### What you need to do
Provide a single number: the count of lines containing the string "text".

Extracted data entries
+ + + +

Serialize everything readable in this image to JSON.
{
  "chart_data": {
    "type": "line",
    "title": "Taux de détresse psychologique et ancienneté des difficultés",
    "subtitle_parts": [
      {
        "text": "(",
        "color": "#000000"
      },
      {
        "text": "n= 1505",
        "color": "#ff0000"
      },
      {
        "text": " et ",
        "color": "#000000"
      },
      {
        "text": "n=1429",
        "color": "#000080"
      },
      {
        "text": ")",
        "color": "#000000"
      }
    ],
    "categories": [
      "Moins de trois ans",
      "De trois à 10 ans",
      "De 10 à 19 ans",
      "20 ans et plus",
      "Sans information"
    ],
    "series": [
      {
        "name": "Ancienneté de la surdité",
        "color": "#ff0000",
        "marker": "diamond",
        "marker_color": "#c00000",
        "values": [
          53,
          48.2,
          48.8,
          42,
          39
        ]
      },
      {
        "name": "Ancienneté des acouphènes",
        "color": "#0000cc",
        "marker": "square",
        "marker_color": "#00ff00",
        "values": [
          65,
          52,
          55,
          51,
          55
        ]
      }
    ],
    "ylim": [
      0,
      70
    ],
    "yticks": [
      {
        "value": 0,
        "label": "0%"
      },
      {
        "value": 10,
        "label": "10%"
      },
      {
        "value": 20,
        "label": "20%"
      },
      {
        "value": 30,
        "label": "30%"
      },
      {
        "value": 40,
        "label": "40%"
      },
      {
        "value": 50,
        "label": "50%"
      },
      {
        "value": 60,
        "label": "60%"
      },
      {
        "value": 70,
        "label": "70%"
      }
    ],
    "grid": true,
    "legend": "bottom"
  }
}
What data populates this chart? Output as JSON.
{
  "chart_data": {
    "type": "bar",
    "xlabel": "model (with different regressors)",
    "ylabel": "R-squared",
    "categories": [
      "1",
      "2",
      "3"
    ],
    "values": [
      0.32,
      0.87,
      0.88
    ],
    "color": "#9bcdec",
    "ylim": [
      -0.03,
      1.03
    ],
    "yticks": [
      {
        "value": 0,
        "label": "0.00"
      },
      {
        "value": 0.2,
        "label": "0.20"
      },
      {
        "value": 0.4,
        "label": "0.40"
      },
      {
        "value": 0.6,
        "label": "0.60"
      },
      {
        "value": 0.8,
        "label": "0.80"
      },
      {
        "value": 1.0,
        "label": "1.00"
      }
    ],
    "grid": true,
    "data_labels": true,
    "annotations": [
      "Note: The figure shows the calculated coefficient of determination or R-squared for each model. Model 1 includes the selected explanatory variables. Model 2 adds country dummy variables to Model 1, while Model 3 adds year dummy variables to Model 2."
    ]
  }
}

+ + + +

### Answer below
5